▶ [AIM] Reproduce every one of the items below line for line, leaving each line unaltered.

-- START OF DATASET --

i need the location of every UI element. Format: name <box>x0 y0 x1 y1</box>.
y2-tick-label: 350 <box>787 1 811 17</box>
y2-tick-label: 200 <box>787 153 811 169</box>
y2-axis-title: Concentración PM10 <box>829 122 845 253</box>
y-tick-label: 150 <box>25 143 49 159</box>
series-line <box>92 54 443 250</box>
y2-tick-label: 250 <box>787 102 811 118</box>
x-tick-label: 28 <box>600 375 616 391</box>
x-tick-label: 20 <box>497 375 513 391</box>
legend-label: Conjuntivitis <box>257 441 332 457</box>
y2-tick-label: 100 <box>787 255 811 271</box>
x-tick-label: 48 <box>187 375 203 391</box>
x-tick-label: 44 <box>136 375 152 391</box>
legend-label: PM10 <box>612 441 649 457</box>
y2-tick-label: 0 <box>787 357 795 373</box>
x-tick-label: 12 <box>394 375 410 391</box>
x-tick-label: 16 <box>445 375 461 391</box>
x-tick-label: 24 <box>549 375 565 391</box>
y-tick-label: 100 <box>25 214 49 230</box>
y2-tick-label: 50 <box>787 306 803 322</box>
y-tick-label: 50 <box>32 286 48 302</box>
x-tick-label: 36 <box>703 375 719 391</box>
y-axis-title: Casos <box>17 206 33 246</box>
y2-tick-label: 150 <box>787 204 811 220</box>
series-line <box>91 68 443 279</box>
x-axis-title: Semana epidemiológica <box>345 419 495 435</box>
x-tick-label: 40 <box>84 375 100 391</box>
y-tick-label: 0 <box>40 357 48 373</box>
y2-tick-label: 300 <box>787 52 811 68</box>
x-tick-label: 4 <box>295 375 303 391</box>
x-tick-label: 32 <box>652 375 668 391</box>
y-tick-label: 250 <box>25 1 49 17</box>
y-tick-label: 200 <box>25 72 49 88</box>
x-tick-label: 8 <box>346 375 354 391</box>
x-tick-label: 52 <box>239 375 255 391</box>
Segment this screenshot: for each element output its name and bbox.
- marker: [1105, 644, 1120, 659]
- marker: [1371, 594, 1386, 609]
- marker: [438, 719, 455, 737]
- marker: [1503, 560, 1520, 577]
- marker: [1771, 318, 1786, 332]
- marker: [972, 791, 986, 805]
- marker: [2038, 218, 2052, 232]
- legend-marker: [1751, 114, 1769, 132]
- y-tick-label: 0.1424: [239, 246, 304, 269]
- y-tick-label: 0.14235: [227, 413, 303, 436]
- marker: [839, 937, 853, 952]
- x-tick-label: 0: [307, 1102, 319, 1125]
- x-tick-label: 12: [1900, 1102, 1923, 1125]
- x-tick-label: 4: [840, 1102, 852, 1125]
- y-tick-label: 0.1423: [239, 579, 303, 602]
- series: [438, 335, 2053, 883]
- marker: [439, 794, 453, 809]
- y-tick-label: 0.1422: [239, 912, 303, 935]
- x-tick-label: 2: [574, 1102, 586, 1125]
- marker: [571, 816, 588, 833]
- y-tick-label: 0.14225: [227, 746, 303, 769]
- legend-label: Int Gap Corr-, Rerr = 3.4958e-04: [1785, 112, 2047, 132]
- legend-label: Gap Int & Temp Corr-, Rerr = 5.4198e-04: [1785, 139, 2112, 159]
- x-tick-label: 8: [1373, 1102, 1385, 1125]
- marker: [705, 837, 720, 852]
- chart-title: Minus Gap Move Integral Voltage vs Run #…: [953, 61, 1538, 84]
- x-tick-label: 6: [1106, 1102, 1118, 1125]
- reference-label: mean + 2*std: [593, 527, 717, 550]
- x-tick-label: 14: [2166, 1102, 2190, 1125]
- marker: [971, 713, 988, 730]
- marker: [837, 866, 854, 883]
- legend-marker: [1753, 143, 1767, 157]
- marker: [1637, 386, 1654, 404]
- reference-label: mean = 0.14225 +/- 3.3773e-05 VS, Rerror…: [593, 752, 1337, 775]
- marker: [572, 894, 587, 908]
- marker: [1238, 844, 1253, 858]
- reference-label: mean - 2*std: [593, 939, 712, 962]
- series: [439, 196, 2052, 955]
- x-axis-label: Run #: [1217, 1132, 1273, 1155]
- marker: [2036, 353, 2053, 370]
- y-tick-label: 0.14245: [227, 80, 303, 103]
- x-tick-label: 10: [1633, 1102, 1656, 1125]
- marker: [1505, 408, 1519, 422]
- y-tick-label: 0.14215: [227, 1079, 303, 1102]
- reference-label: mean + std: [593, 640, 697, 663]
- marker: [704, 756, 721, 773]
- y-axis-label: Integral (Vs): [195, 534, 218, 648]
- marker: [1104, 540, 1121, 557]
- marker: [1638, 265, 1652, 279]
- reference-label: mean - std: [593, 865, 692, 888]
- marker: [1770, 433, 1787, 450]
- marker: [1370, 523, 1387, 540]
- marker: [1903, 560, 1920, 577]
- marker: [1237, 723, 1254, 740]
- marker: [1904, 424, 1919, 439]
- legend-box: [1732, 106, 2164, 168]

-- END OF DATASET --

▶ [EXERCISE SOLUTION]
i need the location of every UI element. Format: name <box>x0 y0 x1 y1</box>.
y2-tick-label: 350 <box>787 1 811 17</box>
y2-tick-label: 200 <box>787 153 811 169</box>
y2-axis-title: Concentración PM10 <box>829 122 845 253</box>
y-tick-label: 150 <box>25 143 49 159</box>
series-line <box>92 54 443 250</box>
y2-tick-label: 250 <box>787 102 811 118</box>
x-tick-label: 28 <box>600 375 616 391</box>
x-tick-label: 20 <box>497 375 513 391</box>
legend-label: Conjuntivitis <box>257 441 332 457</box>
y2-tick-label: 100 <box>787 255 811 271</box>
x-tick-label: 48 <box>187 375 203 391</box>
x-tick-label: 44 <box>136 375 152 391</box>
legend-label: PM10 <box>612 441 649 457</box>
y2-tick-label: 0 <box>787 357 795 373</box>
x-tick-label: 12 <box>394 375 410 391</box>
x-tick-label: 16 <box>445 375 461 391</box>
x-tick-label: 24 <box>549 375 565 391</box>
y-tick-label: 100 <box>25 214 49 230</box>
y2-tick-label: 50 <box>787 306 803 322</box>
y-tick-label: 50 <box>32 286 48 302</box>
x-tick-label: 36 <box>703 375 719 391</box>
y-axis-title: Casos <box>17 206 33 246</box>
y2-tick-label: 150 <box>787 204 811 220</box>
series-line <box>91 68 443 279</box>
x-axis-title: Semana epidemiológica <box>345 419 495 435</box>
x-tick-label: 40 <box>84 375 100 391</box>
y-tick-label: 0 <box>40 357 48 373</box>
y2-tick-label: 300 <box>787 52 811 68</box>
x-tick-label: 4 <box>295 375 303 391</box>
x-tick-label: 32 <box>652 375 668 391</box>
y-tick-label: 250 <box>25 1 49 17</box>
y-tick-label: 200 <box>25 72 49 88</box>
x-tick-label: 8 <box>346 375 354 391</box>
x-tick-label: 52 <box>239 375 255 391</box>
Segment this screenshot: for each element output its name and bbox.
- marker: [1105, 644, 1120, 659]
- marker: [1371, 594, 1386, 609]
- marker: [438, 719, 455, 737]
- marker: [1503, 560, 1520, 577]
- marker: [1771, 318, 1786, 332]
- marker: [972, 791, 986, 805]
- marker: [2038, 218, 2052, 232]
- legend-marker: [1751, 114, 1769, 132]
- y-tick-label: 0.1424: [239, 246, 304, 269]
- y-tick-label: 0.14235: [227, 413, 303, 436]
- marker: [839, 937, 853, 952]
- x-tick-label: 0: [307, 1102, 319, 1125]
- x-tick-label: 12: [1900, 1102, 1923, 1125]
- x-tick-label: 4: [840, 1102, 852, 1125]
- y-tick-label: 0.1423: [239, 579, 303, 602]
- series: [438, 335, 2053, 883]
- marker: [439, 794, 453, 809]
- y-tick-label: 0.1422: [239, 912, 303, 935]
- x-tick-label: 2: [574, 1102, 586, 1125]
- marker: [571, 816, 588, 833]
- y-tick-label: 0.14225: [227, 746, 303, 769]
- legend-label: Int Gap Corr-, Rerr = 3.4958e-04: [1785, 112, 2047, 132]
- legend-label: Gap Int & Temp Corr-, Rerr = 5.4198e-04: [1785, 139, 2112, 159]
- x-tick-label: 8: [1373, 1102, 1385, 1125]
- marker: [705, 837, 720, 852]
- chart-title: Minus Gap Move Integral Voltage vs Run #…: [953, 61, 1538, 84]
- x-tick-label: 6: [1106, 1102, 1118, 1125]
- reference-label: mean + 2*std: [593, 527, 717, 550]
- x-tick-label: 14: [2166, 1102, 2190, 1125]
- marker: [971, 713, 988, 730]
- marker: [837, 866, 854, 883]
- legend-marker: [1753, 143, 1767, 157]
- marker: [1637, 386, 1654, 404]
- reference-label: mean = 0.14225 +/- 3.3773e-05 VS, Rerror…: [593, 752, 1337, 775]
- marker: [572, 894, 587, 908]
- marker: [1238, 844, 1253, 858]
- reference-label: mean - 2*std: [593, 939, 712, 962]
- series: [439, 196, 2052, 955]
- x-axis-label: Run #: [1217, 1132, 1273, 1155]
- marker: [2036, 353, 2053, 370]
- y-tick-label: 0.14245: [227, 80, 303, 103]
- x-tick-label: 10: [1633, 1102, 1656, 1125]
- marker: [1505, 408, 1519, 422]
- y-tick-label: 0.14215: [227, 1079, 303, 1102]
- reference-label: mean + std: [593, 640, 697, 663]
- marker: [704, 756, 721, 773]
- y-axis-label: Integral (Vs): [195, 534, 218, 648]
- marker: [1104, 540, 1121, 557]
- marker: [1638, 265, 1652, 279]
- reference-label: mean - std: [593, 865, 692, 888]
- marker: [1770, 433, 1787, 450]
- marker: [1370, 523, 1387, 540]
- marker: [1903, 560, 1920, 577]
- marker: [1237, 723, 1254, 740]
- marker: [1904, 424, 1919, 439]
- legend-box: [1732, 106, 2164, 168]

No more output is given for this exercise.